◆ **What the exercise asks**:
Please report every line of the data below that contains the string "field", copying each such line in full; case counts.

◆ **Information shown**:
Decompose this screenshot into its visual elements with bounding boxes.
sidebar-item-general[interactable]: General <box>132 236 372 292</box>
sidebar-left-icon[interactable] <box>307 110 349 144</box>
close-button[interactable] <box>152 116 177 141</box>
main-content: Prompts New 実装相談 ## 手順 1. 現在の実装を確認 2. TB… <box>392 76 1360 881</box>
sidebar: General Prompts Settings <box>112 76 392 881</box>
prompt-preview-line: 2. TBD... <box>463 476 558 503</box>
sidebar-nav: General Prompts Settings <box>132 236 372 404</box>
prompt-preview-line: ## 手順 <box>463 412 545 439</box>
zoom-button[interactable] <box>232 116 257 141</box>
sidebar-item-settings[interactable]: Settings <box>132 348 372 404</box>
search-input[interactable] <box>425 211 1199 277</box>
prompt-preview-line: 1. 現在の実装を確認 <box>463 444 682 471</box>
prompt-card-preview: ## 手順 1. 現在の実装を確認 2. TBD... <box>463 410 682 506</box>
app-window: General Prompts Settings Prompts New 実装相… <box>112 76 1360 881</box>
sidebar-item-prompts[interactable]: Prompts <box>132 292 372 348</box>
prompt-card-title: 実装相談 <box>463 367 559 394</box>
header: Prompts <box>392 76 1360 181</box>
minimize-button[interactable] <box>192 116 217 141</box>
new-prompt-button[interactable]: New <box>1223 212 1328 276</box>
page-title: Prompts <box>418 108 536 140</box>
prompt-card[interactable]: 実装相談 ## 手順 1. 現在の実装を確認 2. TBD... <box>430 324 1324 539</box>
...
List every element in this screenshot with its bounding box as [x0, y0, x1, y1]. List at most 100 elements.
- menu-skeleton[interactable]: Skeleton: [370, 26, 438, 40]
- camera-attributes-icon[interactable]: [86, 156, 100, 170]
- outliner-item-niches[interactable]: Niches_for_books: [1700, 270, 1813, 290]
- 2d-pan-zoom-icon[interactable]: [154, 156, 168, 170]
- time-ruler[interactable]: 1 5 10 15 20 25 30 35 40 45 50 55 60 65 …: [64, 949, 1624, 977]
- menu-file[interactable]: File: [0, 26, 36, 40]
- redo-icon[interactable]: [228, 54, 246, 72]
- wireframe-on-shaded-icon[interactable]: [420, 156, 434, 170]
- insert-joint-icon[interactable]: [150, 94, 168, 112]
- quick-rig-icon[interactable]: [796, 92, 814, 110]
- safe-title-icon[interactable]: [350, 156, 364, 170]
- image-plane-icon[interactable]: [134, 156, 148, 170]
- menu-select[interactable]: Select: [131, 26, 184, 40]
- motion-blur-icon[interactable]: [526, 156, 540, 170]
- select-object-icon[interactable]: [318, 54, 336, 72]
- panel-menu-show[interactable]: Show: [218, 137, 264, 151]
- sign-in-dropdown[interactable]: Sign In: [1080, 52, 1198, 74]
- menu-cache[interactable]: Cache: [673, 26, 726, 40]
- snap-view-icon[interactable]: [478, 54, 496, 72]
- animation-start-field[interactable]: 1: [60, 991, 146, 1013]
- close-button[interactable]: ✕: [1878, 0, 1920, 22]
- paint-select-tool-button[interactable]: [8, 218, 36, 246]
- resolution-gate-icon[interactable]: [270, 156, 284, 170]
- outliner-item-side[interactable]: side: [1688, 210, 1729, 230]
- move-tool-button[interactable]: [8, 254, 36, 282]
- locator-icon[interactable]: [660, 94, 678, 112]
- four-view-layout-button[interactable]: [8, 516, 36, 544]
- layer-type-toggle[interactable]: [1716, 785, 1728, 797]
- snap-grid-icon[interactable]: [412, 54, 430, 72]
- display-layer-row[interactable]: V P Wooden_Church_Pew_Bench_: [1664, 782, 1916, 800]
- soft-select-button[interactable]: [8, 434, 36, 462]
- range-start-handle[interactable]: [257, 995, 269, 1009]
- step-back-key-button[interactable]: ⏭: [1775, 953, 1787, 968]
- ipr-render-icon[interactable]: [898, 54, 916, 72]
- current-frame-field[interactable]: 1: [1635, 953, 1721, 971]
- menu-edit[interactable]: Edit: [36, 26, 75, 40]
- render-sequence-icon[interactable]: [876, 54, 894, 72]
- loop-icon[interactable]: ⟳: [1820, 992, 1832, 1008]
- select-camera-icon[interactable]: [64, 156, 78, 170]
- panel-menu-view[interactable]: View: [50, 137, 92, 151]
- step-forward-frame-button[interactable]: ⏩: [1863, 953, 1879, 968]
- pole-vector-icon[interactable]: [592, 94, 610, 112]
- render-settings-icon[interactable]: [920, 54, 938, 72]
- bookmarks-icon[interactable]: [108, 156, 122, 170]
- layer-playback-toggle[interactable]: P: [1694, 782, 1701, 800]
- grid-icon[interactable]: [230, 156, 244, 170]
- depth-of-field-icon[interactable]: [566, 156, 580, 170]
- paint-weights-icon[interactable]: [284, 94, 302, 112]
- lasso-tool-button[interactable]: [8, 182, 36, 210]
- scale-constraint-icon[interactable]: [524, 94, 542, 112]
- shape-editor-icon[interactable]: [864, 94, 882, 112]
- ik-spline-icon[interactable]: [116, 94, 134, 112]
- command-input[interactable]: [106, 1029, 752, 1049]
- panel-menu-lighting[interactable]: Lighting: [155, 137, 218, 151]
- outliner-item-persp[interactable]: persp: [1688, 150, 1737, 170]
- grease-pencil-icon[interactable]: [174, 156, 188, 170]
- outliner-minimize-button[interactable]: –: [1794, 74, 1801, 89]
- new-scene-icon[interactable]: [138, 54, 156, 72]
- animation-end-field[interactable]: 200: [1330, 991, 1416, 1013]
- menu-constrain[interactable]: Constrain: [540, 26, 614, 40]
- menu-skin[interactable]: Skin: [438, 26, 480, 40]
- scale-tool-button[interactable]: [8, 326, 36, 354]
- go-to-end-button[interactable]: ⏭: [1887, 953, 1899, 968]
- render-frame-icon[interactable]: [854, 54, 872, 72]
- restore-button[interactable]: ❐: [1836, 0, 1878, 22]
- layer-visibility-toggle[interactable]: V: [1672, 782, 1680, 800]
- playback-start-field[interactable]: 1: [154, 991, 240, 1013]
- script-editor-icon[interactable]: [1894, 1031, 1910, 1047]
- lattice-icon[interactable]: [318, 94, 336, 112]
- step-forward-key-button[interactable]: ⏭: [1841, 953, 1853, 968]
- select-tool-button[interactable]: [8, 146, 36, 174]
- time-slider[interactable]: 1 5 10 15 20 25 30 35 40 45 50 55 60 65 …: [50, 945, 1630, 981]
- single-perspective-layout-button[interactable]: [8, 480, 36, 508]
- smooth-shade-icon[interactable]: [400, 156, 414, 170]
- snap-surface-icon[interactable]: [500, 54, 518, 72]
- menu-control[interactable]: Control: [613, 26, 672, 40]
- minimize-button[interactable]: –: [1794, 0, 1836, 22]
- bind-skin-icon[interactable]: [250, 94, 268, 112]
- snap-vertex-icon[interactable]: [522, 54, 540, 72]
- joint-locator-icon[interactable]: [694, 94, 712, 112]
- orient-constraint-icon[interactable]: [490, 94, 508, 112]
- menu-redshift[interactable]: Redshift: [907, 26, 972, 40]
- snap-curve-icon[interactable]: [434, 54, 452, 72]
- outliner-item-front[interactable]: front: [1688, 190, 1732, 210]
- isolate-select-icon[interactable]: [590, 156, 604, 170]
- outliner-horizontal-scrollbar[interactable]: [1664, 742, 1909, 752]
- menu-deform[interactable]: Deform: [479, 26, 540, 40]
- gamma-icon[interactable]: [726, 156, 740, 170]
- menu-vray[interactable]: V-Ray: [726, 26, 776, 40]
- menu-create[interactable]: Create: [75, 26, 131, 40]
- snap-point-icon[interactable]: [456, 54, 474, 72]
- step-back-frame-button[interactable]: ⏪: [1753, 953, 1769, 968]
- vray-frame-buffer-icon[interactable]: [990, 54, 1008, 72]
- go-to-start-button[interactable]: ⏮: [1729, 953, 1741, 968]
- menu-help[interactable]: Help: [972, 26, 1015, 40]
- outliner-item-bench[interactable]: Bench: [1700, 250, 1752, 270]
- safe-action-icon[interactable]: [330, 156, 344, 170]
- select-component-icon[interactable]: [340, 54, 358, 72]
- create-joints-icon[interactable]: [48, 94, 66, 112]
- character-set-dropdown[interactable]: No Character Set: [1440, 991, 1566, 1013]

◆ **Exercise response**:
- animation-start-field[interactable]: 1: [60, 991, 146, 1013]
- current-frame-field[interactable]: 1: [1635, 953, 1721, 971]
- depth-of-field-icon[interactable]: [566, 156, 580, 170]
- animation-end-field[interactable]: 200: [1330, 991, 1416, 1013]
- playback-start-field[interactable]: 1: [154, 991, 240, 1013]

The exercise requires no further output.